>> begin Data provided
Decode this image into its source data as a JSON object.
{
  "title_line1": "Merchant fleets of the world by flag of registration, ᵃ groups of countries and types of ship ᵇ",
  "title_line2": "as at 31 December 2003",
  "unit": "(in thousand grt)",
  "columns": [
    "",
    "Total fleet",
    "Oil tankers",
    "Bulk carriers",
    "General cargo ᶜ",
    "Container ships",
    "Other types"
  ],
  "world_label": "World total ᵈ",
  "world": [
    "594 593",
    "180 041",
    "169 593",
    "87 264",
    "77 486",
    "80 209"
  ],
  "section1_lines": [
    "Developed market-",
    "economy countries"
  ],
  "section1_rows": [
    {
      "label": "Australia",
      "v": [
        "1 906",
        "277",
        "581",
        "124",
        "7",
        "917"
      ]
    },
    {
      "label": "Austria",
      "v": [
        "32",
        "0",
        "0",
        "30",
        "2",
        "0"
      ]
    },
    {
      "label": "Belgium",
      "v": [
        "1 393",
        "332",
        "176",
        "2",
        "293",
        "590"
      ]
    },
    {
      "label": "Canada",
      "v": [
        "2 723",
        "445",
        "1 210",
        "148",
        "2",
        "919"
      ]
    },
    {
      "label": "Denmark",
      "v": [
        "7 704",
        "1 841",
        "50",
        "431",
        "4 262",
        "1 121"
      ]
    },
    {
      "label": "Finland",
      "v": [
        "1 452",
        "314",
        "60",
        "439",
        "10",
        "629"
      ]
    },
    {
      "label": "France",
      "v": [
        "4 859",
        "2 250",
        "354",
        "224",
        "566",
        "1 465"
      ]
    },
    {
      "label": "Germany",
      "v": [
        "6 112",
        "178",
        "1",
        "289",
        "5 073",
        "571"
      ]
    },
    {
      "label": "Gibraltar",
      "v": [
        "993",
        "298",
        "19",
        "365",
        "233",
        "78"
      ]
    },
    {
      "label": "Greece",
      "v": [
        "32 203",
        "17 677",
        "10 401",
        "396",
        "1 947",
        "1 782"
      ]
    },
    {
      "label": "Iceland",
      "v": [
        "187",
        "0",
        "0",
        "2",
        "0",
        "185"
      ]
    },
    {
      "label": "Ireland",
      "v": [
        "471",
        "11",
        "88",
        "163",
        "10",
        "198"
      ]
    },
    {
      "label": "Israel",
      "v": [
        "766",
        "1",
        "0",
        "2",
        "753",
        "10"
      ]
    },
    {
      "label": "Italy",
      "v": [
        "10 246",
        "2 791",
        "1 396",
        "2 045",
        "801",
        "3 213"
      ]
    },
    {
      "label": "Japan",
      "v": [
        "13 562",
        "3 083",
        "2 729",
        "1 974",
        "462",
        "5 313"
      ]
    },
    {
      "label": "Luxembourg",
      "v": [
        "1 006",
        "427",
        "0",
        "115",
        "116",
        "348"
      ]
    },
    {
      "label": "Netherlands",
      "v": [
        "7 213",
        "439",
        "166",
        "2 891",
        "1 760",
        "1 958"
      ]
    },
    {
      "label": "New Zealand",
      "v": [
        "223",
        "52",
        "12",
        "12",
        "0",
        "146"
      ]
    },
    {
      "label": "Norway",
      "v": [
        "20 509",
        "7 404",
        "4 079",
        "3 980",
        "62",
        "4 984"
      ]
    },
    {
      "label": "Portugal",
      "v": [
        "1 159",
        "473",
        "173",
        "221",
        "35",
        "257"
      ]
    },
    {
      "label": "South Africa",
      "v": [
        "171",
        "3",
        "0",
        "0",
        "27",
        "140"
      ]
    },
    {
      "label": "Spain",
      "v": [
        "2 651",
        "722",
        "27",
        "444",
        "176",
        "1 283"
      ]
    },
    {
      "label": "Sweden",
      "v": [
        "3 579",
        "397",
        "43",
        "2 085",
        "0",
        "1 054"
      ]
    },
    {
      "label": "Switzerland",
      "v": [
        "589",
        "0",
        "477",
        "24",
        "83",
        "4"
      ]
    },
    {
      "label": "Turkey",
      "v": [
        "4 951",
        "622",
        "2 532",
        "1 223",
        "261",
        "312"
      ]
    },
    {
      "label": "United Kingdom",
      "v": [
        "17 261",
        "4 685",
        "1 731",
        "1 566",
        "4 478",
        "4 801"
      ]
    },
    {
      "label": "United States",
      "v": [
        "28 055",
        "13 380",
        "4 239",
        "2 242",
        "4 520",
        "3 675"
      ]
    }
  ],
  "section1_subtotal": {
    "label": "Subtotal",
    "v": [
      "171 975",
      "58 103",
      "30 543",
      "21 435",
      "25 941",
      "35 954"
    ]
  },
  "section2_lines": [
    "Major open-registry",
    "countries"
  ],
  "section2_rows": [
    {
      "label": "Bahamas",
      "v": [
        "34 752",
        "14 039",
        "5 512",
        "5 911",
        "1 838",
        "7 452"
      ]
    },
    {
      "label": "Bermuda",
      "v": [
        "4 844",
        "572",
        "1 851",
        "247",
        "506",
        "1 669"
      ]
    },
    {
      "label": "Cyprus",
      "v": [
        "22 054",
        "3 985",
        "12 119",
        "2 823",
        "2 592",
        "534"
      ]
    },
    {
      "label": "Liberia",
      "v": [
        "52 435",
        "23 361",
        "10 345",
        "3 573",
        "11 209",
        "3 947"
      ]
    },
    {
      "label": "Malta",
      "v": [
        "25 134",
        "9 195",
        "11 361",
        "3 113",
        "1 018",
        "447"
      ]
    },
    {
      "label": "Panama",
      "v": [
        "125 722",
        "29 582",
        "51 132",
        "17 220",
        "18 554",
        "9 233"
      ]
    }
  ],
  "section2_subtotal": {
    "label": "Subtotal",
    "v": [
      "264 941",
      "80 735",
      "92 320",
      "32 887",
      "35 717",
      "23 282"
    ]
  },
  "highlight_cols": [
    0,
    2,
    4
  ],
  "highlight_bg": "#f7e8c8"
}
>> end Data provided
• [Task to complete]: Return the material exactly as it stands.

• [Reply to the task]:
Decode this image into its source data as a JSON object.
{
  "title_line1": "Merchant fleets of the world by flag of registration, ᵃ groups of countries and types of ship ᵇ",
  "title_line2": "as at 31 December 2003",
  "unit": "(in thousand grt)",
  "columns": [
    "",
    "Total fleet",
    "Oil tankers",
    "Bulk carriers",
    "General cargo ᶜ",
    "Container ships",
    "Other types"
  ],
  "world_label": "World total ᵈ",
  "world": [
    "594 593",
    "180 041",
    "169 593",
    "87 264",
    "77 486",
    "80 209"
  ],
  "section1_lines": [
    "Developed market-",
    "economy countries"
  ],
  "section1_rows": [
    {
      "label": "Australia",
      "v": [
        "1 906",
        "277",
        "581",
        "124",
        "7",
        "917"
      ]
    },
    {
      "label": "Austria",
      "v": [
        "32",
        "0",
        "0",
        "30",
        "2",
        "0"
      ]
    },
    {
      "label": "Belgium",
      "v": [
        "1 393",
        "332",
        "176",
        "2",
        "293",
        "590"
      ]
    },
    {
      "label": "Canada",
      "v": [
        "2 723",
        "445",
        "1 210",
        "148",
        "2",
        "919"
      ]
    },
    {
      "label": "Denmark",
      "v": [
        "7 704",
        "1 841",
        "50",
        "431",
        "4 262",
        "1 121"
      ]
    },
    {
      "label": "Finland",
      "v": [
        "1 452",
        "314",
        "60",
        "439",
        "10",
        "629"
      ]
    },
    {
      "label": "France",
      "v": [
        "4 859",
        "2 250",
        "354",
        "224",
        "566",
        "1 465"
      ]
    },
    {
      "label": "Germany",
      "v": [
        "6 112",
        "178",
        "1",
        "289",
        "5 073",
        "571"
      ]
    },
    {
      "label": "Gibraltar",
      "v": [
        "993",
        "298",
        "19",
        "365",
        "233",
        "78"
      ]
    },
    {
      "label": "Greece",
      "v": [
        "32 203",
        "17 677",
        "10 401",
        "396",
        "1 947",
        "1 782"
      ]
    },
    {
      "label": "Iceland",
      "v": [
        "187",
        "0",
        "0",
        "2",
        "0",
        "185"
      ]
    },
    {
      "label": "Ireland",
      "v": [
        "471",
        "11",
        "88",
        "163",
        "10",
        "198"
      ]
    },
    {
      "label": "Israel",
      "v": [
        "766",
        "1",
        "0",
        "2",
        "753",
        "10"
      ]
    },
    {
      "label": "Italy",
      "v": [
        "10 246",
        "2 791",
        "1 396",
        "2 045",
        "801",
        "3 213"
      ]
    },
    {
      "label": "Japan",
      "v": [
        "13 562",
        "3 083",
        "2 729",
        "1 974",
        "462",
        "5 313"
      ]
    },
    {
      "label": "Luxembourg",
      "v": [
        "1 006",
        "427",
        "0",
        "115",
        "116",
        "348"
      ]
    },
    {
      "label": "Netherlands",
      "v": [
        "7 213",
        "439",
        "166",
        "2 891",
        "1 760",
        "1 958"
      ]
    },
    {
      "label": "New Zealand",
      "v": [
        "223",
        "52",
        "12",
        "12",
        "0",
        "146"
      ]
    },
    {
      "label": "Norway",
      "v": [
        "20 509",
        "7 404",
        "4 079",
        "3 980",
        "62",
        "4 984"
      ]
    },
    {
      "label": "Portugal",
      "v": [
        "1 159",
        "473",
        "173",
        "221",
        "35",
        "257"
      ]
    },
    {
      "label": "South Africa",
      "v": [
        "171",
        "3",
        "0",
        "0",
        "27",
        "140"
      ]
    },
    {
      "label": "Spain",
      "v": [
        "2 651",
        "722",
        "27",
        "444",
        "176",
        "1 283"
      ]
    },
    {
      "label": "Sweden",
      "v": [
        "3 579",
        "397",
        "43",
        "2 085",
        "0",
        "1 054"
      ]
    },
    {
      "label": "Switzerland",
      "v": [
        "589",
        "0",
        "477",
        "24",
        "83",
        "4"
      ]
    },
    {
      "label": "Turkey",
      "v": [
        "4 951",
        "622",
        "2 532",
        "1 223",
        "261",
        "312"
      ]
    },
    {
      "label": "United Kingdom",
      "v": [
        "17 261",
        "4 685",
        "1 731",
        "1 566",
        "4 478",
        "4 801"
      ]
    },
    {
      "label": "United States",
      "v": [
        "28 055",
        "13 380",
        "4 239",
        "2 242",
        "4 520",
        "3 675"
      ]
    }
  ],
  "section1_subtotal": {
    "label": "Subtotal",
    "v": [
      "171 975",
      "58 103",
      "30 543",
      "21 435",
      "25 941",
      "35 954"
    ]
  },
  "section2_lines": [
    "Major open-registry",
    "countries"
  ],
  "section2_rows": [
    {
      "label": "Bahamas",
      "v": [
        "34 752",
        "14 039",
        "5 512",
        "5 911",
        "1 838",
        "7 452"
      ]
    },
    {
      "label": "Bermuda",
      "v": [
        "4 844",
        "572",
        "1 851",
        "247",
        "506",
        "1 669"
      ]
    },
    {
      "label": "Cyprus",
      "v": [
        "22 054",
        "3 985",
        "12 119",
        "2 823",
        "2 592",
        "534"
      ]
    },
    {
      "label": "Liberia",
      "v": [
        "52 435",
        "23 361",
        "10 345",
        "3 573",
        "11 209",
        "3 947"
      ]
    },
    {
      "label": "Malta",
      "v": [
        "25 134",
        "9 195",
        "11 361",
        "3 113",
        "1 018",
        "447"
      ]
    },
    {
      "label": "Panama",
      "v": [
        "125 722",
        "29 582",
        "51 132",
        "17 220",
        "18 554",
        "9 233"
      ]
    }
  ],
  "section2_subtotal": {
    "label": "Subtotal",
    "v": [
      "264 941",
      "80 735",
      "92 320",
      "32 887",
      "35 717",
      "23 282"
    ]
  },
  "highlight_cols": [
    0,
    2,
    4
  ],
  "highlight_bg": "#f7e8c8"
}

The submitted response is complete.